╔══

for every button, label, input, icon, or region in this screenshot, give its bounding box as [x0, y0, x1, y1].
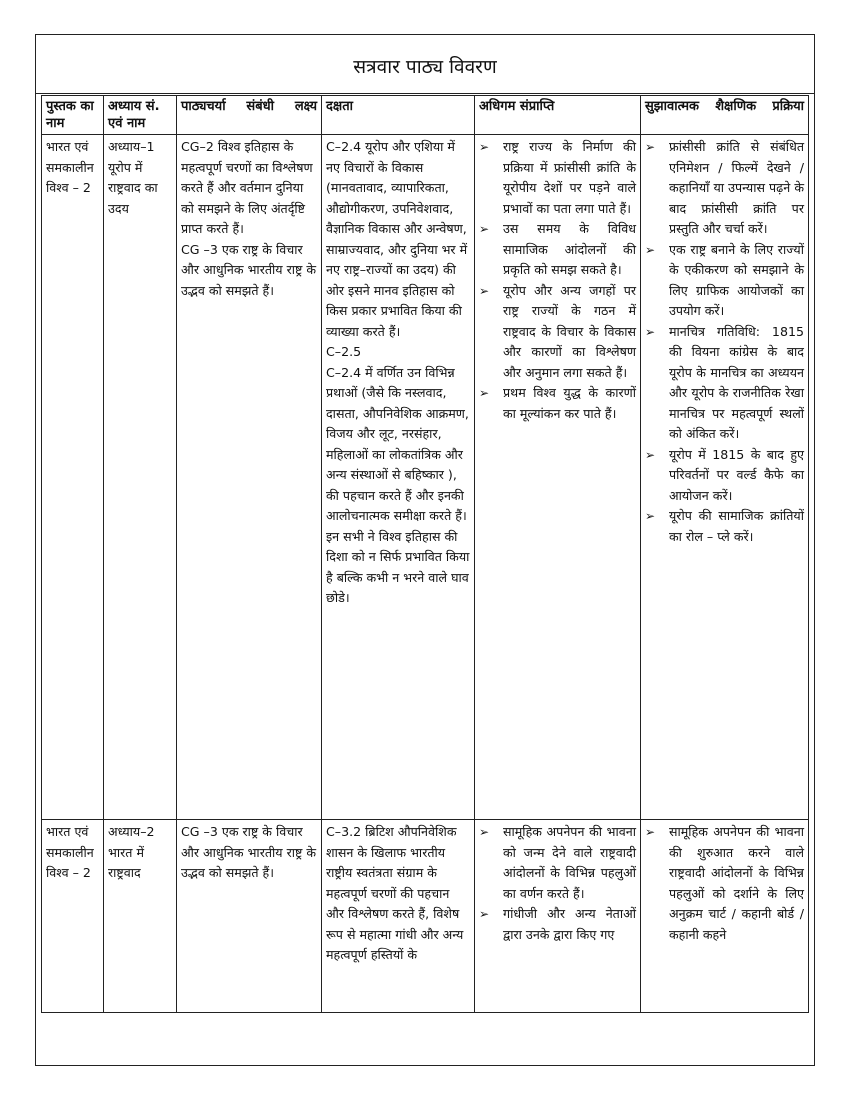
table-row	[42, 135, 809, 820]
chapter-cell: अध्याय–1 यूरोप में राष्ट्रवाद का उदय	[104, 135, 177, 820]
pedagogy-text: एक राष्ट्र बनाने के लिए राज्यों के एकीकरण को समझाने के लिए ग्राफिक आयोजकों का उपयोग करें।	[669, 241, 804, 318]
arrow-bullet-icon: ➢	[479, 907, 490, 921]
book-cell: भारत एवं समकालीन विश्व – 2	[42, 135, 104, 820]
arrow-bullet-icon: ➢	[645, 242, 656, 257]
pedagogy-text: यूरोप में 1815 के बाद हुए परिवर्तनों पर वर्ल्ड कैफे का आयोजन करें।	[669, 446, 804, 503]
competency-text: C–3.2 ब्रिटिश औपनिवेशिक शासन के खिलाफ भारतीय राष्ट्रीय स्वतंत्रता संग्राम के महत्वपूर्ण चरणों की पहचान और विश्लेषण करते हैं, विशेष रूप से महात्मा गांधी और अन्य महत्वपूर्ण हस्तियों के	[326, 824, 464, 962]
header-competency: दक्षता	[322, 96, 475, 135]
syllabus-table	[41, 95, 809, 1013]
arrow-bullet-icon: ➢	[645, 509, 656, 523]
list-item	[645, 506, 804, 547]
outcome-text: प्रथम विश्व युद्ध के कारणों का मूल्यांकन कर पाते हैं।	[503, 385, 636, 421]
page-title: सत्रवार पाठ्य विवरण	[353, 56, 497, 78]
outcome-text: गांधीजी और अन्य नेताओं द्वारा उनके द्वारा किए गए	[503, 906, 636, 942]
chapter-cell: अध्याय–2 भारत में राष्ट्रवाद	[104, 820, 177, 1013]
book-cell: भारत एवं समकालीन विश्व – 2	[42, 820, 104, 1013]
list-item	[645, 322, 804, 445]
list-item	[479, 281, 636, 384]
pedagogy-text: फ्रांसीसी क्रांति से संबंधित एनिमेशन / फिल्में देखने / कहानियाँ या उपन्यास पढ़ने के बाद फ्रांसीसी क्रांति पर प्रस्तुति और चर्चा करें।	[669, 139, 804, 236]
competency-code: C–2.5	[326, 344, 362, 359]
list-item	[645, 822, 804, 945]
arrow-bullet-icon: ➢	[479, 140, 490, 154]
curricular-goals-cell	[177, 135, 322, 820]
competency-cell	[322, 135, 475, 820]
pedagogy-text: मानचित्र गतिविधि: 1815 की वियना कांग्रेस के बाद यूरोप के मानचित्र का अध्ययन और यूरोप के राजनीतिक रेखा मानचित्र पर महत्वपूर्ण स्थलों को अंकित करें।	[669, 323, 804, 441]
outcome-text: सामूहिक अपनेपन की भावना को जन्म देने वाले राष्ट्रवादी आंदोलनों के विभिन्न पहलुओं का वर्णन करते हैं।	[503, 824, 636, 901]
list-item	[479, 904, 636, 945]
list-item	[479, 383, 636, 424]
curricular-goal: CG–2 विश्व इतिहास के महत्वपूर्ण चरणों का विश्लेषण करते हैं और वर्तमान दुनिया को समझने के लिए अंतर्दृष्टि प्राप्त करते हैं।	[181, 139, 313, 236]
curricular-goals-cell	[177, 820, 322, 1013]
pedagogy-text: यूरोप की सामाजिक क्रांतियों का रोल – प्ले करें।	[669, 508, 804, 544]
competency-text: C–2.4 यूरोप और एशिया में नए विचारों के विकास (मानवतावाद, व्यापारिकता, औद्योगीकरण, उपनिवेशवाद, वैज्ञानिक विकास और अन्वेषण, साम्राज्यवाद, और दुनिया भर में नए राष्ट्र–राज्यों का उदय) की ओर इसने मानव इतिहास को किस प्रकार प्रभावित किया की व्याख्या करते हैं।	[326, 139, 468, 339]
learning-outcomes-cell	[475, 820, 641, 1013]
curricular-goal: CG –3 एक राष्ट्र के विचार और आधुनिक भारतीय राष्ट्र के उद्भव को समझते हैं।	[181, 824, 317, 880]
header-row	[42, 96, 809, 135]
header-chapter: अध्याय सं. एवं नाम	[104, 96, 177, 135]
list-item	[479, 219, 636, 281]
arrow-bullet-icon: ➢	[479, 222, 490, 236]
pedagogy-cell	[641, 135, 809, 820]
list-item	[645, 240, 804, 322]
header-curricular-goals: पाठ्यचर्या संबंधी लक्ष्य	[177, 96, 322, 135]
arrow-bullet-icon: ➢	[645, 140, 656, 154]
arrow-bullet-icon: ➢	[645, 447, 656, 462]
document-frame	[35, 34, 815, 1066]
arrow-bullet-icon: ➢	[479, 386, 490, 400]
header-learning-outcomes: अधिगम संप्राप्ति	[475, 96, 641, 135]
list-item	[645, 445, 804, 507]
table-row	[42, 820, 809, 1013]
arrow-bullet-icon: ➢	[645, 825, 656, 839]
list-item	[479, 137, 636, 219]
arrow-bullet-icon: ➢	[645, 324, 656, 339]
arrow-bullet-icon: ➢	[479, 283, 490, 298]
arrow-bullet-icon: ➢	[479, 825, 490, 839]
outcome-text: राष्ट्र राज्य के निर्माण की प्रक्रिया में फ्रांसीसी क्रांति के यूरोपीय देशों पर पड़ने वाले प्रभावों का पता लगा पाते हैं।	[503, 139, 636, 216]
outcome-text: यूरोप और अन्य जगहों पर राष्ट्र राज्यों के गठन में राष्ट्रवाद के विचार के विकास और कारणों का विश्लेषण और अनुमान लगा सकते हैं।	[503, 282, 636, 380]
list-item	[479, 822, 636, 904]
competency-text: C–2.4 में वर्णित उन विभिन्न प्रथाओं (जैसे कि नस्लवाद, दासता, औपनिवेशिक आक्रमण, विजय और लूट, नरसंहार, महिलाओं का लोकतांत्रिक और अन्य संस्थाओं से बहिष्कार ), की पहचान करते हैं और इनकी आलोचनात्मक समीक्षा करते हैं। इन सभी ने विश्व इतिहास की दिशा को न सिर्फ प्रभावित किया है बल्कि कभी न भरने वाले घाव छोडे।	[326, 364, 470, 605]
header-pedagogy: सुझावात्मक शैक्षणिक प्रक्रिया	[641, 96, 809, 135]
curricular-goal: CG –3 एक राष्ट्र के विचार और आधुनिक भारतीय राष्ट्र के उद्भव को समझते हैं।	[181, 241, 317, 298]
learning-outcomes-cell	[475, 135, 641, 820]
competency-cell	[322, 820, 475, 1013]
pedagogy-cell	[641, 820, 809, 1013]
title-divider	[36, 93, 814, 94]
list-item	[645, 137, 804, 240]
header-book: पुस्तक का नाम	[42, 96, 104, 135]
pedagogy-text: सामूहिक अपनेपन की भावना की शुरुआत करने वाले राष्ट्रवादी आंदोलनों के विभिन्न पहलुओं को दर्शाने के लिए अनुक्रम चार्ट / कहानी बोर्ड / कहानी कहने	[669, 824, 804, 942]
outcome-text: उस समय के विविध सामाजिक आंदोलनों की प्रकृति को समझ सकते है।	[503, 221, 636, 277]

╚══
╔══

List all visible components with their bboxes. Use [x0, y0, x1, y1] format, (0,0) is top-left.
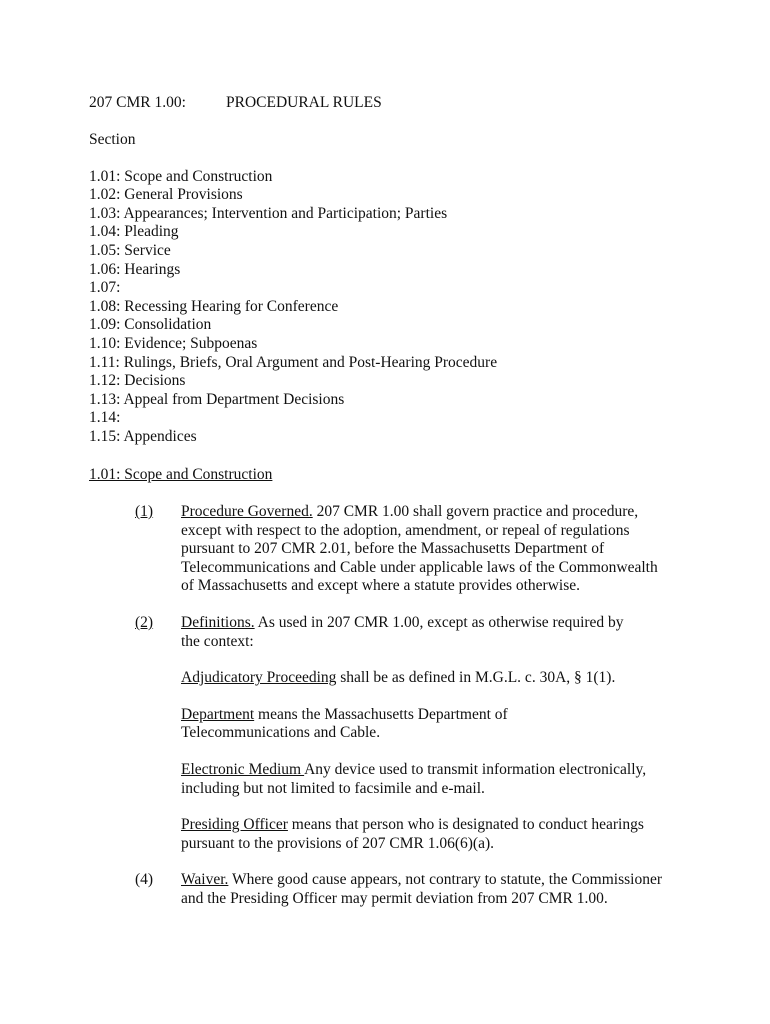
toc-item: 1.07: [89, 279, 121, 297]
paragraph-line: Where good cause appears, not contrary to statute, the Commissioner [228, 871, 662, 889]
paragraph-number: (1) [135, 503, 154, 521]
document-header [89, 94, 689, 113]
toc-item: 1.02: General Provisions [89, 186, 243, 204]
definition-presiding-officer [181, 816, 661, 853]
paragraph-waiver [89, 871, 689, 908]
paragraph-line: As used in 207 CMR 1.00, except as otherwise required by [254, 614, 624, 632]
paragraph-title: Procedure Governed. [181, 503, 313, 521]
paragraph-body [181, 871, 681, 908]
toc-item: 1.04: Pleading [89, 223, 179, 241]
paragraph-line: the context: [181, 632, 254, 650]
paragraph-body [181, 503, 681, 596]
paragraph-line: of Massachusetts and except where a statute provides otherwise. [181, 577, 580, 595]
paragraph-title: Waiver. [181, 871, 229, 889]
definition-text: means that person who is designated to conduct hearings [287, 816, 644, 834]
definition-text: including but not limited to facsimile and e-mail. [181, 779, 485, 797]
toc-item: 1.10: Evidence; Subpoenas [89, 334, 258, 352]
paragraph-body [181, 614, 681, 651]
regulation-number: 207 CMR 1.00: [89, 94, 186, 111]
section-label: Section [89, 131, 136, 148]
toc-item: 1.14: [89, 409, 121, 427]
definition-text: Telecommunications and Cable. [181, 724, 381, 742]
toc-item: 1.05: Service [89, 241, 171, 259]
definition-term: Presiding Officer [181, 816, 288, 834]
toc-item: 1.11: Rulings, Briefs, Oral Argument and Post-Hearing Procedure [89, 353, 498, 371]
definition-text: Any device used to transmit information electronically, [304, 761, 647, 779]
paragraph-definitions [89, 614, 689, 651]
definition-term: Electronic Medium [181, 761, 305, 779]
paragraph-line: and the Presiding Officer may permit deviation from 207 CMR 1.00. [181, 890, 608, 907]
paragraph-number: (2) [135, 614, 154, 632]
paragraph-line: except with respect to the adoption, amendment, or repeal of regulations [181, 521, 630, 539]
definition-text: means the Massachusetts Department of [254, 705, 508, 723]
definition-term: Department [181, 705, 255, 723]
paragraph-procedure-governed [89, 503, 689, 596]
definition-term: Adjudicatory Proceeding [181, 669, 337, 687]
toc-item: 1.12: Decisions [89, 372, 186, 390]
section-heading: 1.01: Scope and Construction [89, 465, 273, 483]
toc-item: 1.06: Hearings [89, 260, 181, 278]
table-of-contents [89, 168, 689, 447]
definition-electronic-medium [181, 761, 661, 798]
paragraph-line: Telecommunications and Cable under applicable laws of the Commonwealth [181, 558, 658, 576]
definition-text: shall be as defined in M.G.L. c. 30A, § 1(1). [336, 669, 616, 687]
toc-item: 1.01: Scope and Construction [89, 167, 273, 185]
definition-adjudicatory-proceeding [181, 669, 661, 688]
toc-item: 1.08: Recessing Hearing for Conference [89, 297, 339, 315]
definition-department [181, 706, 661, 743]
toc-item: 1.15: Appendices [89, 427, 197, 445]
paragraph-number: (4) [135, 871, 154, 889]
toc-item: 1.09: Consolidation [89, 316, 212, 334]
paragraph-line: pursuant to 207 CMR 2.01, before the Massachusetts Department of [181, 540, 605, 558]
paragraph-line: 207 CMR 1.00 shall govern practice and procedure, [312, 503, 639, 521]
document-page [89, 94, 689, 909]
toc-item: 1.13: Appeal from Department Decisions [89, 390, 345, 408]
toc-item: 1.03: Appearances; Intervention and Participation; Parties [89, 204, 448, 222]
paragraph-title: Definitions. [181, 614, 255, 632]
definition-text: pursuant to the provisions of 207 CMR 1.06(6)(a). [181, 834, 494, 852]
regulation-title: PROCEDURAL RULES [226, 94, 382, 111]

╚══

Written exercise
Can you duplicate everything in the material from the line containing "toc-item: 1.07: [89, 279, 121, 297]" down to the line containing "paragraph-body [181, 871, 681, 908]", including both of those lines, without changing a character?

Solved problem
toc-item: 1.07: [89, 279, 121, 297]
paragraph-line: Where good cause appears, not contrary to statute, the Commissioner [228, 871, 662, 889]
paragraph-number: (1) [135, 503, 154, 521]
document-header [89, 94, 689, 113]
toc-item: 1.02: General Provisions [89, 186, 243, 204]
definition-presiding-officer [181, 816, 661, 853]
paragraph-waiver [89, 871, 689, 908]
paragraph-line: As used in 207 CMR 1.00, except as otherwise required by [254, 614, 624, 632]
paragraph-title: Procedure Governed. [181, 503, 313, 521]
paragraph-body [181, 871, 681, 908]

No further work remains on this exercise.